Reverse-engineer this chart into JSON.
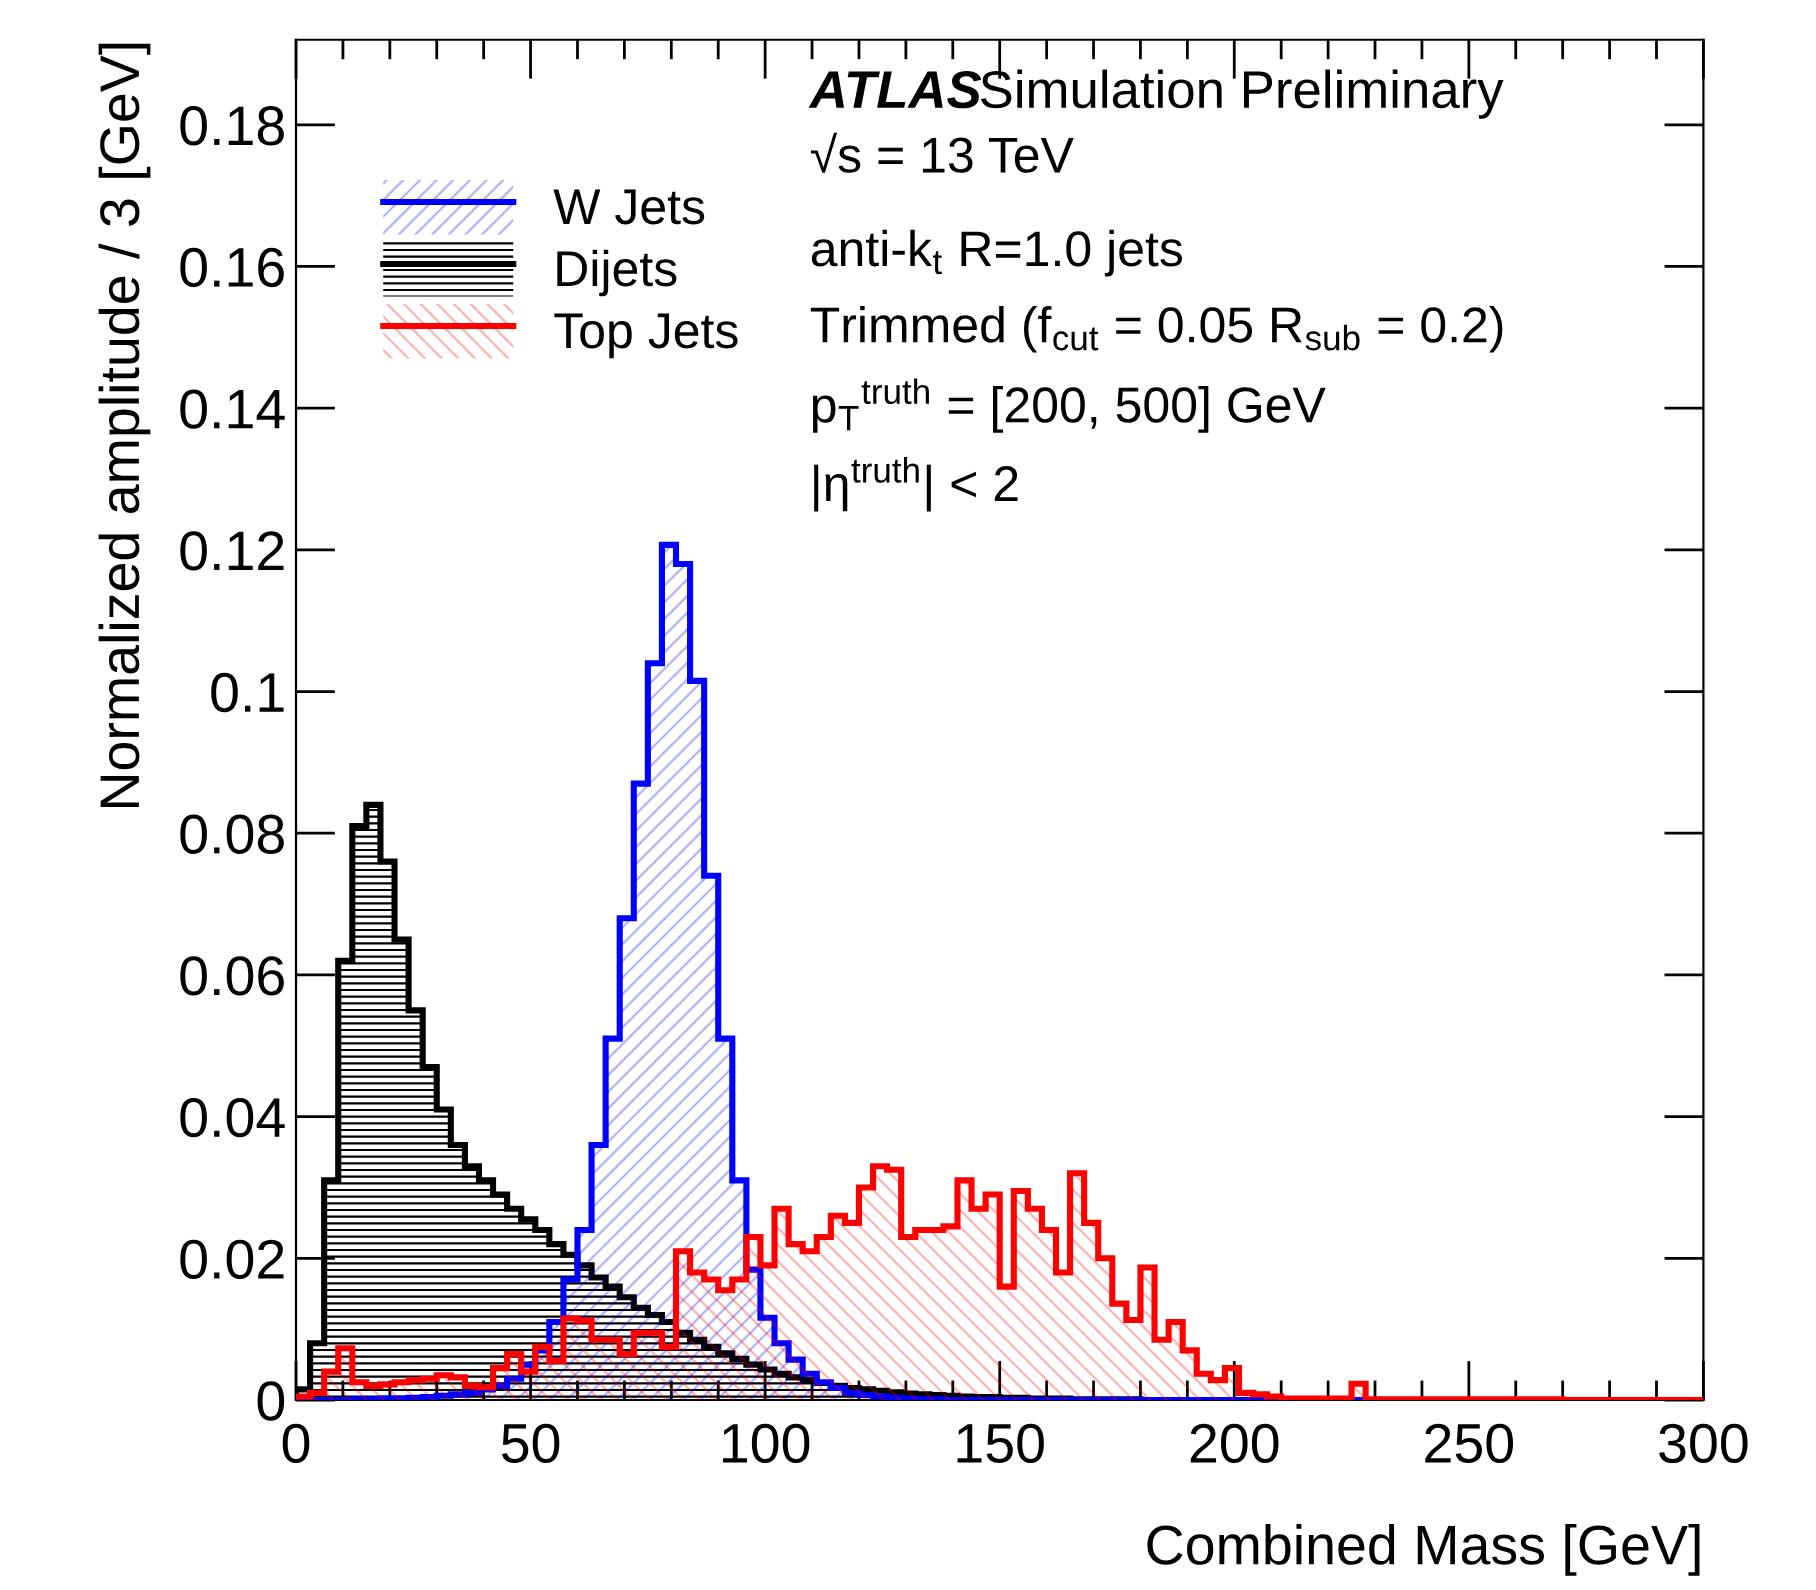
{
  "chart_data": {
    "type": "histogram",
    "xlabel": "Combined Mass [GeV]",
    "ylabel": "Normalized amplitude / 3 [GeV]",
    "bins": [
      0,
      3,
      6,
      9,
      12,
      15,
      18,
      21,
      24,
      27,
      30,
      33,
      36,
      39,
      42,
      45,
      48,
      51,
      54,
      57,
      60,
      63,
      66,
      69,
      72,
      75,
      78,
      81,
      84,
      87,
      90,
      93,
      96,
      99,
      102,
      105,
      108,
      111,
      114,
      117,
      120,
      123,
      126,
      129,
      132,
      135,
      138,
      141,
      144,
      147,
      150,
      153,
      156,
      159,
      162,
      165,
      168,
      171,
      174,
      177,
      180,
      183,
      186,
      189,
      192,
      195,
      198,
      201,
      204,
      207,
      210,
      213,
      216,
      219,
      222,
      225,
      228,
      231,
      234,
      237,
      240,
      243,
      246,
      249,
      252,
      255,
      258,
      261,
      264,
      267,
      270,
      273,
      276,
      279,
      282,
      285,
      288,
      291,
      294,
      297,
      300
    ],
    "series": [
      {
        "name": "W Jets",
        "color": "#0000ff",
        "values": [
          0,
          0,
          0,
          0,
          0.0001,
          0.0001,
          0.0002,
          0.0002,
          0.0003,
          0.0004,
          0.0006,
          0.0008,
          0.001,
          0.0015,
          0.002,
          0.003,
          0.005,
          0.007,
          0.011,
          0.017,
          0.024,
          0.036,
          0.051,
          0.068,
          0.087,
          0.104,
          0.1207,
          0.118,
          0.1015,
          0.074,
          0.051,
          0.031,
          0.0184,
          0.0116,
          0.008,
          0.0057,
          0.0037,
          0.0025,
          0.0017,
          0.001,
          0.0007,
          0.0005,
          0.0003,
          0.0002,
          0.0001,
          0.0001,
          0,
          0,
          0,
          0,
          0,
          0,
          0,
          0,
          0,
          0,
          0,
          0,
          0,
          0,
          0,
          0,
          0,
          0,
          0,
          0,
          0,
          0,
          0,
          0,
          0,
          0,
          0,
          0,
          0,
          0,
          0,
          0,
          0,
          0,
          0,
          0,
          0,
          0,
          0,
          0,
          0,
          0,
          0,
          0,
          0,
          0,
          0,
          0,
          0,
          0,
          0,
          0,
          0,
          0
        ]
      },
      {
        "name": "Dijets",
        "color": "#000000",
        "values": [
          0.0015,
          0.008,
          0.031,
          0.062,
          0.081,
          0.084,
          0.076,
          0.065,
          0.055,
          0.047,
          0.041,
          0.036,
          0.033,
          0.031,
          0.029,
          0.027,
          0.0255,
          0.024,
          0.022,
          0.0205,
          0.019,
          0.0173,
          0.016,
          0.0145,
          0.013,
          0.012,
          0.011,
          0.0095,
          0.0085,
          0.0075,
          0.0066,
          0.0058,
          0.005,
          0.0043,
          0.0037,
          0.0032,
          0.0028,
          0.0024,
          0.002,
          0.0017,
          0.0015,
          0.0013,
          0.0011,
          0.0009,
          0.0008,
          0.0007,
          0.0006,
          0.0005,
          0.0004,
          0.0004,
          0.0003,
          0.0003,
          0.0002,
          0.0002,
          0.0002,
          0.0001,
          0.0001,
          0.0001,
          0.0001,
          0.0001,
          0,
          0,
          0,
          0,
          0,
          0,
          0,
          0,
          0,
          0,
          0,
          0,
          0,
          0,
          0,
          0,
          0,
          0,
          0,
          0,
          0,
          0,
          0,
          0,
          0,
          0,
          0,
          0,
          0,
          0,
          0,
          0,
          0,
          0,
          0,
          0,
          0,
          0,
          0,
          0
        ]
      },
      {
        "name": "Top Jets",
        "color": "#ff0000",
        "values": [
          0.0005,
          0.001,
          0.004,
          0.0073,
          0.0025,
          0.002,
          0.0022,
          0.0025,
          0.0028,
          0.003,
          0.0035,
          0.0032,
          0.002,
          0.0018,
          0.0045,
          0.0065,
          0.004,
          0.0075,
          0.0055,
          0.0115,
          0.0112,
          0.0085,
          0.0085,
          0.0065,
          0.0095,
          0.0095,
          0.0075,
          0.021,
          0.018,
          0.017,
          0.0155,
          0.017,
          0.023,
          0.019,
          0.027,
          0.022,
          0.021,
          0.023,
          0.026,
          0.025,
          0.03,
          0.033,
          0.0325,
          0.023,
          0.024,
          0.024,
          0.0245,
          0.031,
          0.027,
          0.029,
          0.016,
          0.0295,
          0.027,
          0.024,
          0.018,
          0.032,
          0.025,
          0.02,
          0.0136,
          0.0113,
          0.0187,
          0.0085,
          0.011,
          0.007,
          0.0037,
          0.0028,
          0.0045,
          0.001,
          0.0008,
          0.0005,
          0.0002,
          0.0002,
          0.0002,
          0.0002,
          0.0002,
          0.0023,
          0.0001,
          0.0001,
          0.0001,
          0.0001,
          0.0001,
          0.0001,
          0.0001,
          0.0001,
          0.0001,
          0.0001,
          0.0001,
          0.0001,
          0.0001,
          0.0001,
          0,
          0,
          0,
          0,
          0,
          0,
          0,
          0,
          0,
          0
        ]
      }
    ],
    "xlim": [
      0,
      300
    ],
    "xticks": [
      0,
      50,
      100,
      150,
      200,
      250,
      300
    ],
    "ylim": [
      0,
      0.192
    ],
    "yticks": [
      0,
      0.02,
      0.04,
      0.06,
      0.08,
      0.1,
      0.12,
      0.14,
      0.16,
      0.18
    ],
    "legend": "top left",
    "grid": false,
    "annotations": [
      "ATLAS",
      "Simulation Preliminary",
      "√s = 13 TeV",
      "anti-k$_{t}$ R=1.0 jets",
      "Trimmed (f$_{cut}$ = 0.05 R$_{sub}$ = 0.2)",
      "p$_{T}$$^{truth}$ = [200, 500] GeV",
      "|η$^{truth}$| < 2"
    ]
  }
}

Exercise objective: Transcribe the listing above verbatim. Omit the pictures.

Correct result:
Reverse-engineer this chart into JSON.
{
  "chart_data": {
    "type": "histogram",
    "xlabel": "Combined Mass [GeV]",
    "ylabel": "Normalized amplitude / 3 [GeV]",
    "bins": [
      0,
      3,
      6,
      9,
      12,
      15,
      18,
      21,
      24,
      27,
      30,
      33,
      36,
      39,
      42,
      45,
      48,
      51,
      54,
      57,
      60,
      63,
      66,
      69,
      72,
      75,
      78,
      81,
      84,
      87,
      90,
      93,
      96,
      99,
      102,
      105,
      108,
      111,
      114,
      117,
      120,
      123,
      126,
      129,
      132,
      135,
      138,
      141,
      144,
      147,
      150,
      153,
      156,
      159,
      162,
      165,
      168,
      171,
      174,
      177,
      180,
      183,
      186,
      189,
      192,
      195,
      198,
      201,
      204,
      207,
      210,
      213,
      216,
      219,
      222,
      225,
      228,
      231,
      234,
      237,
      240,
      243,
      246,
      249,
      252,
      255,
      258,
      261,
      264,
      267,
      270,
      273,
      276,
      279,
      282,
      285,
      288,
      291,
      294,
      297,
      300
    ],
    "series": [
      {
        "name": "W Jets",
        "color": "#0000ff",
        "values": [
          0,
          0,
          0,
          0,
          0.0001,
          0.0001,
          0.0002,
          0.0002,
          0.0003,
          0.0004,
          0.0006,
          0.0008,
          0.001,
          0.0015,
          0.002,
          0.003,
          0.005,
          0.007,
          0.011,
          0.017,
          0.024,
          0.036,
          0.051,
          0.068,
          0.087,
          0.104,
          0.1207,
          0.118,
          0.1015,
          0.074,
          0.051,
          0.031,
          0.0184,
          0.0116,
          0.008,
          0.0057,
          0.0037,
          0.0025,
          0.0017,
          0.001,
          0.0007,
          0.0005,
          0.0003,
          0.0002,
          0.0001,
          0.0001,
          0,
          0,
          0,
          0,
          0,
          0,
          0,
          0,
          0,
          0,
          0,
          0,
          0,
          0,
          0,
          0,
          0,
          0,
          0,
          0,
          0,
          0,
          0,
          0,
          0,
          0,
          0,
          0,
          0,
          0,
          0,
          0,
          0,
          0,
          0,
          0,
          0,
          0,
          0,
          0,
          0,
          0,
          0,
          0,
          0,
          0,
          0,
          0,
          0,
          0,
          0,
          0,
          0,
          0
        ]
      },
      {
        "name": "Dijets",
        "color": "#000000",
        "values": [
          0.0015,
          0.008,
          0.031,
          0.062,
          0.081,
          0.084,
          0.076,
          0.065,
          0.055,
          0.047,
          0.041,
          0.036,
          0.033,
          0.031,
          0.029,
          0.027,
          0.0255,
          0.024,
          0.022,
          0.0205,
          0.019,
          0.0173,
          0.016,
          0.0145,
          0.013,
          0.012,
          0.011,
          0.0095,
          0.0085,
          0.0075,
          0.0066,
          0.0058,
          0.005,
          0.0043,
          0.0037,
          0.0032,
          0.0028,
          0.0024,
          0.002,
          0.0017,
          0.0015,
          0.0013,
          0.0011,
          0.0009,
          0.0008,
          0.0007,
          0.0006,
          0.0005,
          0.0004,
          0.0004,
          0.0003,
          0.0003,
          0.0002,
          0.0002,
          0.0002,
          0.0001,
          0.0001,
          0.0001,
          0.0001,
          0.0001,
          0,
          0,
          0,
          0,
          0,
          0,
          0,
          0,
          0,
          0,
          0,
          0,
          0,
          0,
          0,
          0,
          0,
          0,
          0,
          0,
          0,
          0,
          0,
          0,
          0,
          0,
          0,
          0,
          0,
          0,
          0,
          0,
          0,
          0,
          0,
          0,
          0,
          0,
          0,
          0
        ]
      },
      {
        "name": "Top Jets",
        "color": "#ff0000",
        "values": [
          0.0005,
          0.001,
          0.004,
          0.0073,
          0.0025,
          0.002,
          0.0022,
          0.0025,
          0.0028,
          0.003,
          0.0035,
          0.0032,
          0.002,
          0.0018,
          0.0045,
          0.0065,
          0.004,
          0.0075,
          0.0055,
          0.0115,
          0.0112,
          0.0085,
          0.0085,
          0.0065,
          0.0095,
          0.0095,
          0.0075,
          0.021,
          0.018,
          0.017,
          0.0155,
          0.017,
          0.023,
          0.019,
          0.027,
          0.022,
          0.021,
          0.023,
          0.026,
          0.025,
          0.03,
          0.033,
          0.0325,
          0.023,
          0.024,
          0.024,
          0.0245,
          0.031,
          0.027,
          0.029,
          0.016,
          0.0295,
          0.027,
          0.024,
          0.018,
          0.032,
          0.025,
          0.02,
          0.0136,
          0.0113,
          0.0187,
          0.0085,
          0.011,
          0.007,
          0.0037,
          0.0028,
          0.0045,
          0.001,
          0.0008,
          0.0005,
          0.0002,
          0.0002,
          0.0002,
          0.0002,
          0.0002,
          0.0023,
          0.0001,
          0.0001,
          0.0001,
          0.0001,
          0.0001,
          0.0001,
          0.0001,
          0.0001,
          0.0001,
          0.0001,
          0.0001,
          0.0001,
          0.0001,
          0.0001,
          0,
          0,
          0,
          0,
          0,
          0,
          0,
          0,
          0,
          0
        ]
      }
    ],
    "xlim": [
      0,
      300
    ],
    "xticks": [
      0,
      50,
      100,
      150,
      200,
      250,
      300
    ],
    "ylim": [
      0,
      0.192
    ],
    "yticks": [
      0,
      0.02,
      0.04,
      0.06,
      0.08,
      0.1,
      0.12,
      0.14,
      0.16,
      0.18
    ],
    "legend": "top left",
    "grid": false,
    "annotations": [
      "ATLAS",
      "Simulation Preliminary",
      "√s = 13 TeV",
      "anti-k$_{t}$ R=1.0 jets",
      "Trimmed (f$_{cut}$ = 0.05 R$_{sub}$ = 0.2)",
      "p$_{T}$$^{truth}$ = [200, 500] GeV",
      "|η$^{truth}$| < 2"
    ]
  }
}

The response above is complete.